**Problem statement:**
Below are some records. Pull every line that contains the word "Server".

Data records
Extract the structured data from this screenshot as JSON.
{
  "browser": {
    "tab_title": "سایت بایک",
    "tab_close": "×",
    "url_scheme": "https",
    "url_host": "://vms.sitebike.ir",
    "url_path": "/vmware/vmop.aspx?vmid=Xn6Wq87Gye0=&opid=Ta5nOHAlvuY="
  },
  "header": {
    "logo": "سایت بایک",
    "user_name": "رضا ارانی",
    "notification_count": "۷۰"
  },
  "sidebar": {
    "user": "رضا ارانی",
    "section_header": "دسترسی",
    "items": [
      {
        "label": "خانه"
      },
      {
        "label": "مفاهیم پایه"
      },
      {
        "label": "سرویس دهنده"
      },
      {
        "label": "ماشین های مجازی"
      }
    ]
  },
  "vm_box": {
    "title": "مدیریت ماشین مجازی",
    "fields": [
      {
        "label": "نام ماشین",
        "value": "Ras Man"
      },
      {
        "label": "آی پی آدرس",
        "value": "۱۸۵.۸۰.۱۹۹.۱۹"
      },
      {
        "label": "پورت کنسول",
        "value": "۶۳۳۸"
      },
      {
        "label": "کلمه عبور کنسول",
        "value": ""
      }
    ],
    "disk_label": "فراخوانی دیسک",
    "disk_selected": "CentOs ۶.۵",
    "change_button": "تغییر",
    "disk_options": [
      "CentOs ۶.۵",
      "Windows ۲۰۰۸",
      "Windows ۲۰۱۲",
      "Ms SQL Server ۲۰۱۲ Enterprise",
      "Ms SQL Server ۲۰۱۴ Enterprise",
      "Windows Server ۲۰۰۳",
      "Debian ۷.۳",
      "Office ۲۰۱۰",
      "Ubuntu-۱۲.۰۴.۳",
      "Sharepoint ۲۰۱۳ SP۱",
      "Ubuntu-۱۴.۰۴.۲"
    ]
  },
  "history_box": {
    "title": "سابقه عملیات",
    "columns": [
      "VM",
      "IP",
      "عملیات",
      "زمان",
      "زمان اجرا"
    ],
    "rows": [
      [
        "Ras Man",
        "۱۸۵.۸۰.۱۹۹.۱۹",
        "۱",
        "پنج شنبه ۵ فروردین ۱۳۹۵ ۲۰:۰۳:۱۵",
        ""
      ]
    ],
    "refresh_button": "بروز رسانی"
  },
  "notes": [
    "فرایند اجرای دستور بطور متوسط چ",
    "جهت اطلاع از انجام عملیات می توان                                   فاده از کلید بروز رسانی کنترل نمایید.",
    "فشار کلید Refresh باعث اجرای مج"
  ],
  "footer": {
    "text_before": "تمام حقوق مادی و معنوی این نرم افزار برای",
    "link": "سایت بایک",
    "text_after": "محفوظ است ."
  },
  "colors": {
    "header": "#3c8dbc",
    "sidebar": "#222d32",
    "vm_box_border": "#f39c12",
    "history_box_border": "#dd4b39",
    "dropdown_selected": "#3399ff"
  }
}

**Answer:**
      "Ms SQL Server ۲۰۱۲ Enterprise",
      "Ms SQL Server ۲۰۱۴ Enterprise",
      "Windows Server ۲۰۰۳",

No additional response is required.